GIVEN REQUEST
Which lines of the records contain "name"? Collect every one of them.

RECORDS FOR THE TASK
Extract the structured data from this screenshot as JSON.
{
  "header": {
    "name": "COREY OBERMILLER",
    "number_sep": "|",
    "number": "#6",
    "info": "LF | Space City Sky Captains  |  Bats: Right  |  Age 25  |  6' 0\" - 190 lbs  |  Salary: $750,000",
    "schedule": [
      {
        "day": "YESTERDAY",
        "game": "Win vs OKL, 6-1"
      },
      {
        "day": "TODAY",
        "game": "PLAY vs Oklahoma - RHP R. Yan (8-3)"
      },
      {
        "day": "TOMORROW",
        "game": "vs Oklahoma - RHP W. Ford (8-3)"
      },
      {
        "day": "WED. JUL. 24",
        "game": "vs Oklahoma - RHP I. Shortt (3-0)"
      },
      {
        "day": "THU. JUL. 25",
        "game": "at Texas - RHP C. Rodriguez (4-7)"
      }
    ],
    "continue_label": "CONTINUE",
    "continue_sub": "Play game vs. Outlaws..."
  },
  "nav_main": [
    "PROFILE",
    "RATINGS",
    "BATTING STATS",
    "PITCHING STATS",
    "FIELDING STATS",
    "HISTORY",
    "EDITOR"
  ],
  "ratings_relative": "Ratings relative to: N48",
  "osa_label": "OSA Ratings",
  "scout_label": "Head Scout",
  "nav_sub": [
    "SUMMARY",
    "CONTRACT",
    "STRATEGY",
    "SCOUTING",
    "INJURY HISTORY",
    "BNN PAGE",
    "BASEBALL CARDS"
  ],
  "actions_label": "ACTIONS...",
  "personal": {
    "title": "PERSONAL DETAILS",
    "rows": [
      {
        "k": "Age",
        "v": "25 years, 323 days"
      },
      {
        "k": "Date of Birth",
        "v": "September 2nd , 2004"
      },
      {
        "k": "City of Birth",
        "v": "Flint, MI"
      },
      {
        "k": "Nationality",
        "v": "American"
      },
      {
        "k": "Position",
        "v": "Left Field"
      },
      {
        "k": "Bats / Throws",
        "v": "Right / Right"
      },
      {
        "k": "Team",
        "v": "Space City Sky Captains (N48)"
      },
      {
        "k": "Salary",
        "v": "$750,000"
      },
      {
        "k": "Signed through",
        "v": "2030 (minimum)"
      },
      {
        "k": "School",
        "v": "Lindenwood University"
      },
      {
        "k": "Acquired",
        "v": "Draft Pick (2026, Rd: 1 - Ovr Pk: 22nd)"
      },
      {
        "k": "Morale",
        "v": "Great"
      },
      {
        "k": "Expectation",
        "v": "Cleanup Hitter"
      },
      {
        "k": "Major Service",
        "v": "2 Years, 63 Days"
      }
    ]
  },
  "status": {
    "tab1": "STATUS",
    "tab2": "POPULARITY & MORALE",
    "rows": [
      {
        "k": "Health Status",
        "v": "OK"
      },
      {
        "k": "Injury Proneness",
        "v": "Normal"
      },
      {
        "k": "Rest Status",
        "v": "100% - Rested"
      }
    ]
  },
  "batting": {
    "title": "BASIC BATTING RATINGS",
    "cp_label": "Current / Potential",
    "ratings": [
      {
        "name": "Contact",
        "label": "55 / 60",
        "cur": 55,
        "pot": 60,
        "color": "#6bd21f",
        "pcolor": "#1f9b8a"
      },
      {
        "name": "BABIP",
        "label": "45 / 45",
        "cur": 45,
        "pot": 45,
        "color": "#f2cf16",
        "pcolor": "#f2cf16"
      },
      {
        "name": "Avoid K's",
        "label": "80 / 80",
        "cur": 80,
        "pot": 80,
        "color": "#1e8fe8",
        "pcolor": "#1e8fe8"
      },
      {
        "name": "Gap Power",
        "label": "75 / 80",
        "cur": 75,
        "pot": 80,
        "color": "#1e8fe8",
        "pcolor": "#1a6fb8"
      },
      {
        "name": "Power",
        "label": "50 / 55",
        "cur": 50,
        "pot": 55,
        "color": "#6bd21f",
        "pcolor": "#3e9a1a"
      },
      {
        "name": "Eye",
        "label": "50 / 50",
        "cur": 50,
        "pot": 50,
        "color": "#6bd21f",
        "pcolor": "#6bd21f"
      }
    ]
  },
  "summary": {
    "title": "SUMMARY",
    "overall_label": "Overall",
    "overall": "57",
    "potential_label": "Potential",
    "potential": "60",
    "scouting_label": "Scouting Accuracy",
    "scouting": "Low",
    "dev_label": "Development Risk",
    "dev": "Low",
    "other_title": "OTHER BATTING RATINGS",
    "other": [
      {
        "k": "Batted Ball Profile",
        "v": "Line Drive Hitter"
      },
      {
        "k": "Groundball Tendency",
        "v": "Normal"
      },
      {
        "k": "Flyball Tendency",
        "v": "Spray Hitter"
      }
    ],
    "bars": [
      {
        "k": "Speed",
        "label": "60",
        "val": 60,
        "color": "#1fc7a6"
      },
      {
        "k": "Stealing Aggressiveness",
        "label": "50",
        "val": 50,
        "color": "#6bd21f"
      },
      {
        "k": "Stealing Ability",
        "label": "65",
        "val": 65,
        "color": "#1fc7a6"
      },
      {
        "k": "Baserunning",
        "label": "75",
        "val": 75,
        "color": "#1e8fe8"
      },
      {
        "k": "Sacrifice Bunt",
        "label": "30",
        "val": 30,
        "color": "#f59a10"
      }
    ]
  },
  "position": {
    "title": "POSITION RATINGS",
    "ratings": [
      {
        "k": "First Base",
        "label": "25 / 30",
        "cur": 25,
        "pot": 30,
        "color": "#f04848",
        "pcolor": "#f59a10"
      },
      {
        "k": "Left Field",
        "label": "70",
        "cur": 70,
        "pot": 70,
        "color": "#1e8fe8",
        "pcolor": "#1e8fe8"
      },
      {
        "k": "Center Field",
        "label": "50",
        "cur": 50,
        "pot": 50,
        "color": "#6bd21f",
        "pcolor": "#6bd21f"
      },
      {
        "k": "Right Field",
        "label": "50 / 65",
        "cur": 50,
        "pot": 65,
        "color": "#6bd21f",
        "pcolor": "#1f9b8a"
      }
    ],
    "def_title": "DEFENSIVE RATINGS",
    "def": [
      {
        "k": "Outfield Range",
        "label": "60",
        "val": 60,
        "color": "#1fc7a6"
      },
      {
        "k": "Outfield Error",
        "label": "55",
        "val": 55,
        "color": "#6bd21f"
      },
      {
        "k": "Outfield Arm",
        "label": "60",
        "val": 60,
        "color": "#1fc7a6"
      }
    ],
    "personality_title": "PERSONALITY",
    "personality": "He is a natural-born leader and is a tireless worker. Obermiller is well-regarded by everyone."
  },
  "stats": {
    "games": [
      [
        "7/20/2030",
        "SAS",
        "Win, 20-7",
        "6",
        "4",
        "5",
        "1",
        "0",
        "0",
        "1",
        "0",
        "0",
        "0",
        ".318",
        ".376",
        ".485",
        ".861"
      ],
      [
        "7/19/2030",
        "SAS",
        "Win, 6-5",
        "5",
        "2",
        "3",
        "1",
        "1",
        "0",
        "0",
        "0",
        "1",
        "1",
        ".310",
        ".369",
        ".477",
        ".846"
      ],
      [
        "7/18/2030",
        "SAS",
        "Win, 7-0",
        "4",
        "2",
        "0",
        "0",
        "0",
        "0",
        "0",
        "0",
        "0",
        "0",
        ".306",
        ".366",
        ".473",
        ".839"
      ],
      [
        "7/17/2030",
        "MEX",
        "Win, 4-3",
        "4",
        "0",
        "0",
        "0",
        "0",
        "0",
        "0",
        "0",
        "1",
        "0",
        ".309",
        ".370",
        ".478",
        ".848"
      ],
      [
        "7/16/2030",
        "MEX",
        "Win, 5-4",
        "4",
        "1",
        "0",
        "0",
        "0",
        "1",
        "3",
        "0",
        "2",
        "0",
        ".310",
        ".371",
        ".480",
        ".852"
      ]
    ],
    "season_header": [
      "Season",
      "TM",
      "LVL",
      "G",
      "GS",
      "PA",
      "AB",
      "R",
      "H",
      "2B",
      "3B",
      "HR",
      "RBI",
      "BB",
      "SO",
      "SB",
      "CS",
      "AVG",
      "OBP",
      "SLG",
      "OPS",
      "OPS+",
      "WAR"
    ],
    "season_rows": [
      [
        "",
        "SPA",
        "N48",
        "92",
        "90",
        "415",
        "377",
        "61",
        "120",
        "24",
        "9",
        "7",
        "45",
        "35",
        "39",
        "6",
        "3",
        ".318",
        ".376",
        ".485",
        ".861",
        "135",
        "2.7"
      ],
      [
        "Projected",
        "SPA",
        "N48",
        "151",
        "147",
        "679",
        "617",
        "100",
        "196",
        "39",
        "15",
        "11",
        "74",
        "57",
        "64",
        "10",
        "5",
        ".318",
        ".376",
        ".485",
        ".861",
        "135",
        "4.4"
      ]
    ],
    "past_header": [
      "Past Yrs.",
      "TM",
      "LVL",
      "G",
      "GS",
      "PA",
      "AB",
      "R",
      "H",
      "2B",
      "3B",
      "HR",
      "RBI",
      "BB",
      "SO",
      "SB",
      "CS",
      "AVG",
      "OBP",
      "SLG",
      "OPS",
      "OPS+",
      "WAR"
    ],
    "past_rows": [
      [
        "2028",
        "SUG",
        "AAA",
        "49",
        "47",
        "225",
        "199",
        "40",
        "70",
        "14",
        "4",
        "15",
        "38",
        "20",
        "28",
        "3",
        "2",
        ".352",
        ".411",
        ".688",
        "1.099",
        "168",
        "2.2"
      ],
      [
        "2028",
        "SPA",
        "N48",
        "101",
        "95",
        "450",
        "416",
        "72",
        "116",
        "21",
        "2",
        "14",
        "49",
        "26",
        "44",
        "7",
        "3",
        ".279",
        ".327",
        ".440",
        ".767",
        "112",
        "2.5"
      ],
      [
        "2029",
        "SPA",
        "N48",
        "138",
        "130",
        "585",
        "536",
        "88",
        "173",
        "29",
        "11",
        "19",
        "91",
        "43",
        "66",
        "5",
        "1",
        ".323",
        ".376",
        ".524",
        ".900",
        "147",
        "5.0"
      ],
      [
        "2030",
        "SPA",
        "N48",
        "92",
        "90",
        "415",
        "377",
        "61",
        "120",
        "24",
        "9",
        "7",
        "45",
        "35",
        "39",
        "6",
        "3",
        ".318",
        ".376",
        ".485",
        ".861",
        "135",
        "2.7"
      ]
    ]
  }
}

EXERCISE RESPONSE
    "name": "COREY OBERMILLER",
        "name": "Contact",
        "name": "BABIP",
        "name": "Avoid K's",
        "name": "Gap Power",
        "name": "Power",
        "name": "Eye",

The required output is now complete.